---------- 本文抜粋

残クレは「見栄のドーピング」なのか? 年収460万で高級車に乗る現実――あなたは車の主人か管理人か
街で目にする高級車の価格は540~890万円。平均年収458万円との乖離を埋める残価設定型クレジットは、新車購入の約半数で利用され、所有から使用への価値観変化と、安全・体験を両立する合理的消費の象徴となっている。
街に溢れる高級車の正体

街を走るアルファードやヴェルファイアの数は、もはや珍しいものではない。車両価格はエントリーモデルでも540万円を超え、最上位グレードでは890万円に達する。こうしたモデルが地方の住宅街や郊外の商業施設に当たり前のように並ぶ光景は、日本の平均年収(約460万円)というデータと比べれば、明らかに不釣り合いな歪みを感じさせる。
このギャップを埋める仕組みとなっているのが、新車成約の約半数にまで普及した残価設定型クレジット、いわゆる「残クレ」だ。
残クレは、車両価格から数年後の予測下取り価格(残価)をあらかじめ差し引き、残りの金額を分割で支払う仕組みだ。
具体的な例を見てみよう。800万円の車両を5年契約で購入し、5年後の残価を300万円(車両価格の37.5%)と設定した場合、支払う元金は500万円に圧縮される。この元金500万円を60回で分割すると、月々の支払元金は約8.3万円となる。しかし、実際には据え置いた300万円に対しても金利が発生するため、実質年率3%から5%程度を想定すると、実際の支払額は月々約9.5万から11万円に達する。
この仕組みにより、かつては富裕層の象徴だった高級車が、中堅層の月給でもやり繰りできる固定費へと姿を変えた。だが、その裏側には重要な前提が隠されている。車検証上の所有者は信販会社やディーラーであり、ユーザーは特定の条件下でのみ使用を許された一時的な占有者に過ぎないのだ。

--------------------
---------- データ抜粋

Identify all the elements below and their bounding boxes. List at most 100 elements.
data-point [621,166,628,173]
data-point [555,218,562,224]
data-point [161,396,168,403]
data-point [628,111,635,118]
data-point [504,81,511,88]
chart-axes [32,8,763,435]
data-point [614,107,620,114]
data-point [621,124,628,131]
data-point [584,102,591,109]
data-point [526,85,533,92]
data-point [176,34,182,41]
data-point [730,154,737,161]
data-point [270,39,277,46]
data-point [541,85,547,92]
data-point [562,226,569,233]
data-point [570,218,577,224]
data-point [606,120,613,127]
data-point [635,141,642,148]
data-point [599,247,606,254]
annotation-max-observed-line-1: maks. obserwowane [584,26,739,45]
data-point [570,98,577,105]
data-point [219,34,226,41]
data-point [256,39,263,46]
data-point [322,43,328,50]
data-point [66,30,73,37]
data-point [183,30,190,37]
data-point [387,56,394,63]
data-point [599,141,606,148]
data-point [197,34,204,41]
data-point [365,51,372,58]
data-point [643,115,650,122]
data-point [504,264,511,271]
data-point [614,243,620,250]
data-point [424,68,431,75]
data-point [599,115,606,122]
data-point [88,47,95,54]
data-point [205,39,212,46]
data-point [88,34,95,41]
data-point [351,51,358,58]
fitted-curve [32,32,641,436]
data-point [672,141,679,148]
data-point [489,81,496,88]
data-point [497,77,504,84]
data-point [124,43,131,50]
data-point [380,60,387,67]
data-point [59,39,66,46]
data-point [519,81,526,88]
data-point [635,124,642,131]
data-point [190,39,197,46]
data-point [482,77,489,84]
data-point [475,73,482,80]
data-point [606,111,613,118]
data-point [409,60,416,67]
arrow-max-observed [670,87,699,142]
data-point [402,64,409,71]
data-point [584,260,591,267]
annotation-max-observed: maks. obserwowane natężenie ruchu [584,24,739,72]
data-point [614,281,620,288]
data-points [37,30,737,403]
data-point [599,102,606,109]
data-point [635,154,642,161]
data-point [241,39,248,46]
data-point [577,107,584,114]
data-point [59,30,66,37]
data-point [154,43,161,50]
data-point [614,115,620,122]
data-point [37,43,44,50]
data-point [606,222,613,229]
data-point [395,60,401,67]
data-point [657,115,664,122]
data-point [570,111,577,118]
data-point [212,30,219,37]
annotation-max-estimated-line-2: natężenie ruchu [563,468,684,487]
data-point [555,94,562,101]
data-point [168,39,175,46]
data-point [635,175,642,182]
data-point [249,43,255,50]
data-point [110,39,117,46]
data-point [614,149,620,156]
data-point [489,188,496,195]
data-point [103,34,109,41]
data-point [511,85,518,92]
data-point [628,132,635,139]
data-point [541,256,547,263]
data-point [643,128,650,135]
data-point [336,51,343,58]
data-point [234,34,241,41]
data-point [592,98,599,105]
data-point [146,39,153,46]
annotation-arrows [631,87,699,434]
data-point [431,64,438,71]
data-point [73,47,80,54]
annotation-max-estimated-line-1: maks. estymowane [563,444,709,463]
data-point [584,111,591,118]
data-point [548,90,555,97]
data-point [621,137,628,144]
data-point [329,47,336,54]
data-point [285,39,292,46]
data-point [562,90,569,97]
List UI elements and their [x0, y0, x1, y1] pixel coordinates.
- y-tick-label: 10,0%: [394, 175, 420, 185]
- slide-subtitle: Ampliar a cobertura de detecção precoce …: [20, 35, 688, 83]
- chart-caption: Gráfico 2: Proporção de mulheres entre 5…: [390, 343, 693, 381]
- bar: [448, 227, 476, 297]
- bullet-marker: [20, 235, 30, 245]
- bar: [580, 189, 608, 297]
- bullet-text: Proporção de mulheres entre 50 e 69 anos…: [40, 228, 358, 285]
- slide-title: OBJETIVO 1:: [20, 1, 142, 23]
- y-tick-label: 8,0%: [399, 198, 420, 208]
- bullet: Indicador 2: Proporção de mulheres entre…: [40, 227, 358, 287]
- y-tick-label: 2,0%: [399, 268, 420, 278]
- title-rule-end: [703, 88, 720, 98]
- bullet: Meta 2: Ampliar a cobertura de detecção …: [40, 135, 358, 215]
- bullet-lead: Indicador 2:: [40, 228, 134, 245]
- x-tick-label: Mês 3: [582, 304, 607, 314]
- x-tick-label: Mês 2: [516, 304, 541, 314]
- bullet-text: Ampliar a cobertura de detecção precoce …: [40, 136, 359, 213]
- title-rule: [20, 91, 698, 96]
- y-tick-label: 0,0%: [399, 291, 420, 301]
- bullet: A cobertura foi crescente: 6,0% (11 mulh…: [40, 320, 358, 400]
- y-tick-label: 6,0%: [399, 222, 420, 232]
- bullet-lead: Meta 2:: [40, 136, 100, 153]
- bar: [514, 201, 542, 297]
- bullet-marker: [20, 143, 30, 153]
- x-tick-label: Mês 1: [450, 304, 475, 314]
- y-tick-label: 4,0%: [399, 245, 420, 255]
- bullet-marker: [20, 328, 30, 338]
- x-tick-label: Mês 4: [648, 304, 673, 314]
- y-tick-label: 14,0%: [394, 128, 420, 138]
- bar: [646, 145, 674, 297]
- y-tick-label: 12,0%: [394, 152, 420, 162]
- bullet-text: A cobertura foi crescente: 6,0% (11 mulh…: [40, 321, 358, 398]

--------------------

## 練習問題
(a) 本文抜粋によると、残クレで購入した車の車検証上の所有者は誰か。
(b) 本文抜粋の「街に溢れる高級車の正体」から「金額を分割で支払う仕組みだ。」までを、一字も変えずにすべて書き写せ。

## 解答
(a) 信販会社やディーラーである。

(b)
街に溢れる高級車の正体

街を走るアルファードやヴェルファイアの数は、もはや珍しいものではない。車両価格はエントリーモデルでも540万円を超え、最上位グレードでは890万円に達する。こうしたモデルが地方の住宅街や郊外の商業施設に当たり前のように並ぶ光景は、日本の平均年収(約460万円)というデータと比べれば、明らかに不釣り合いな歪みを感じさせる。
このギャップを埋める仕組みとなっているのが、新車成約の約半数にまで普及した残価設定型クレジット、いわゆる「残クレ」だ。
残クレは、車両価格から数年後の予測下取り価格(残価)をあらかじめ差し引き、残りの金額を分割で支払う仕組みだ。